--- Begin STORED DATA ---
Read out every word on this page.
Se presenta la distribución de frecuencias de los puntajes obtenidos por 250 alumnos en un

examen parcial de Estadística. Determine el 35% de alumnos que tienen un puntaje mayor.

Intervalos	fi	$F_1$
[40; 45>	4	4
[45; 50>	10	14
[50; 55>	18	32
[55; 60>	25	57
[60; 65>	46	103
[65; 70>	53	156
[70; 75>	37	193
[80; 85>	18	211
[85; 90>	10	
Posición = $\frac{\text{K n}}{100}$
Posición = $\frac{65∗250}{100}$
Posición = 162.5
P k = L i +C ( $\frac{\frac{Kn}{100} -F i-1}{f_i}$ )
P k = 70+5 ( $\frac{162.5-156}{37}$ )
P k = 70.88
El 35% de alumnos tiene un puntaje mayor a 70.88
--- End STORED DATA ---
--- Begin STORED DATA ---
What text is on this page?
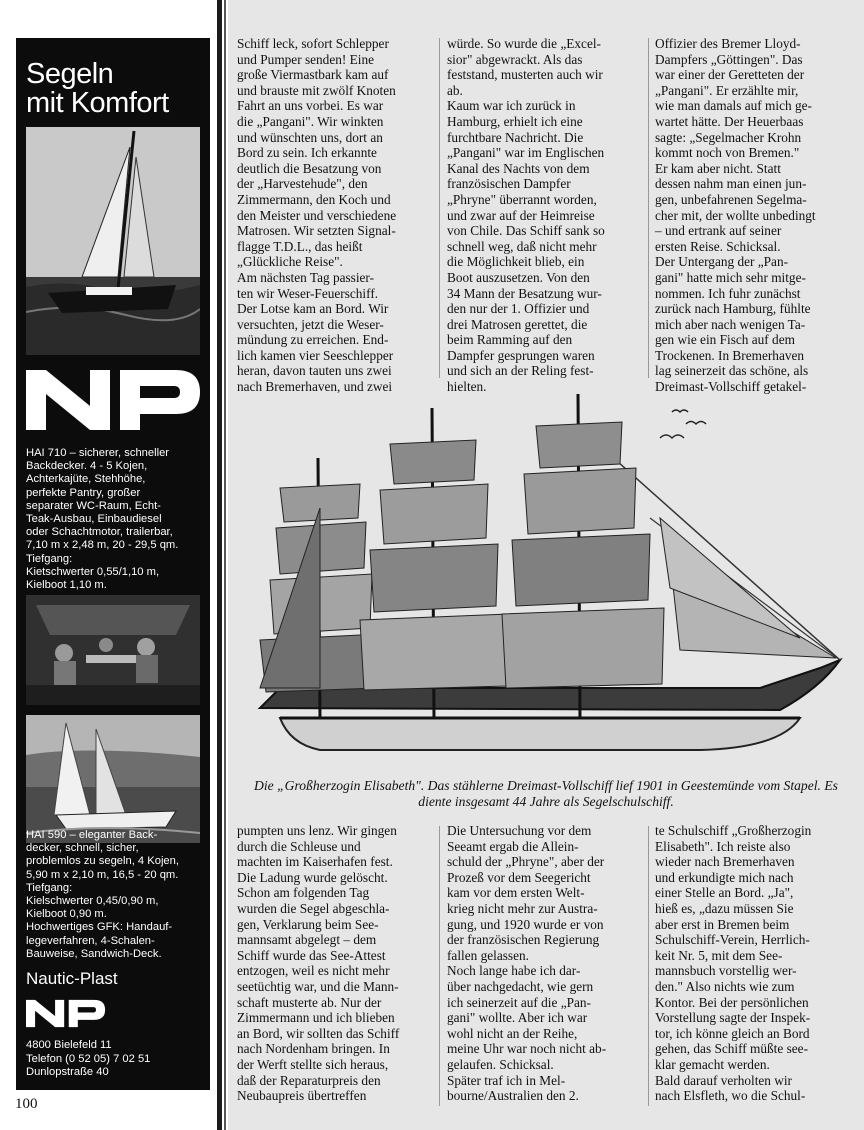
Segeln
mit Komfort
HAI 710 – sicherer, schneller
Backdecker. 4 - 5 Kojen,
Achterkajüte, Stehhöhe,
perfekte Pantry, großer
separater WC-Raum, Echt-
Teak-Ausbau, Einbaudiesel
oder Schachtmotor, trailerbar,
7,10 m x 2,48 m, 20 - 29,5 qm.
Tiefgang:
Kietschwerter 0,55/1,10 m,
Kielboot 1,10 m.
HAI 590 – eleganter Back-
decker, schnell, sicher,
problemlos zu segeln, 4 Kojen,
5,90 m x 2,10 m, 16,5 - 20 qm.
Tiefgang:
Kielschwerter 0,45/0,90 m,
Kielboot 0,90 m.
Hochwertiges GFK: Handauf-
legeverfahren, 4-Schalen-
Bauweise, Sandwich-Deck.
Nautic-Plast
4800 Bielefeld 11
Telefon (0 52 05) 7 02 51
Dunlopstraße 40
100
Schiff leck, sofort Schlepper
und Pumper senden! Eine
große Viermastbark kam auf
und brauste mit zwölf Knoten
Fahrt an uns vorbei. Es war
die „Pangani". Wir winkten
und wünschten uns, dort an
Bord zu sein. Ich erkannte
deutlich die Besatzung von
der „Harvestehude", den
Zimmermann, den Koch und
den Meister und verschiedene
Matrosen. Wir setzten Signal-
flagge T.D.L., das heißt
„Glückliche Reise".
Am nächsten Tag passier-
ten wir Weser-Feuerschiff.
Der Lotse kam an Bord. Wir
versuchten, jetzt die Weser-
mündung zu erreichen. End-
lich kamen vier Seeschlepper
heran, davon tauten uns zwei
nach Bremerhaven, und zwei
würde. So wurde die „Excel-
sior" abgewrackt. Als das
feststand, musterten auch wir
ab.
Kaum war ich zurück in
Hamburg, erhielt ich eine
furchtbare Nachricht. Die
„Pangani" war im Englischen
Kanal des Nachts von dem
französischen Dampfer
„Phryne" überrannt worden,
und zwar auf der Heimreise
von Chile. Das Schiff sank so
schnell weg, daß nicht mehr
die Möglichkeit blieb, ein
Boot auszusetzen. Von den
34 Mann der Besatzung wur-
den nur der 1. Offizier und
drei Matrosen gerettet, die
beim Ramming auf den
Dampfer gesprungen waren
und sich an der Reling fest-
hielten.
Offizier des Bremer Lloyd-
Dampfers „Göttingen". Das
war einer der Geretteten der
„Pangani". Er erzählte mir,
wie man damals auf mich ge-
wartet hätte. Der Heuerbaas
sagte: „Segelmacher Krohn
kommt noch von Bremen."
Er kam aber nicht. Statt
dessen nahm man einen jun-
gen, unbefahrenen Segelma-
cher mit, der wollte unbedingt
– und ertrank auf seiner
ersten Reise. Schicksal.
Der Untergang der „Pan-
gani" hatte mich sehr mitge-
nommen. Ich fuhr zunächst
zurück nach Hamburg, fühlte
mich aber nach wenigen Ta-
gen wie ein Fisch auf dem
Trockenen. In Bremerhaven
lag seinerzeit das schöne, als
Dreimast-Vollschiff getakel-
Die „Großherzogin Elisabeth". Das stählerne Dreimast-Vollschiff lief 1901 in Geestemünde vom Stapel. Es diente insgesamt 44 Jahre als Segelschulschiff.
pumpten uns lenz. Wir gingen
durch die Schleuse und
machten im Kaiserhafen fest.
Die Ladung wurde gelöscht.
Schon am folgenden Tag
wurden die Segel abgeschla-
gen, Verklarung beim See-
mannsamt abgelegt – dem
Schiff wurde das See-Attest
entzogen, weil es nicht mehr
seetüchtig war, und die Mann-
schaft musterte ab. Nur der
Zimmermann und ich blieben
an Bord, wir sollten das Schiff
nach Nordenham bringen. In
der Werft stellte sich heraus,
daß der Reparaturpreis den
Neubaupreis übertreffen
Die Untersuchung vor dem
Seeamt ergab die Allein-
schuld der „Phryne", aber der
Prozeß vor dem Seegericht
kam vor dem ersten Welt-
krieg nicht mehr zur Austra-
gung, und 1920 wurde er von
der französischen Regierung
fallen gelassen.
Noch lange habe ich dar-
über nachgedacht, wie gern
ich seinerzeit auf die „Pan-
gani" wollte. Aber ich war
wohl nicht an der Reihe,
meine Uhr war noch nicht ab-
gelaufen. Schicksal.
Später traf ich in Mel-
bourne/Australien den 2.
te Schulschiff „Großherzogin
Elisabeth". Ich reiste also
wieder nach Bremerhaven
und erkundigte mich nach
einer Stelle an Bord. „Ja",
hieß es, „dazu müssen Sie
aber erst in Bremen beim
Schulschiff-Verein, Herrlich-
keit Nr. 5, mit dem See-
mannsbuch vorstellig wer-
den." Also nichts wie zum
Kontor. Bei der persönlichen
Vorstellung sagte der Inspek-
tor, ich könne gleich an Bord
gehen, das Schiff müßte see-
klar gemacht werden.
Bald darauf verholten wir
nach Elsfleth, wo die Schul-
--- End STORED DATA ---
SET TASK: Search the data above for the word "ersten", then gather each line in which it appears.

RESPONSE TO THE EXERCISE:
ersten Reise. Schicksal.
kam vor dem ersten Welt-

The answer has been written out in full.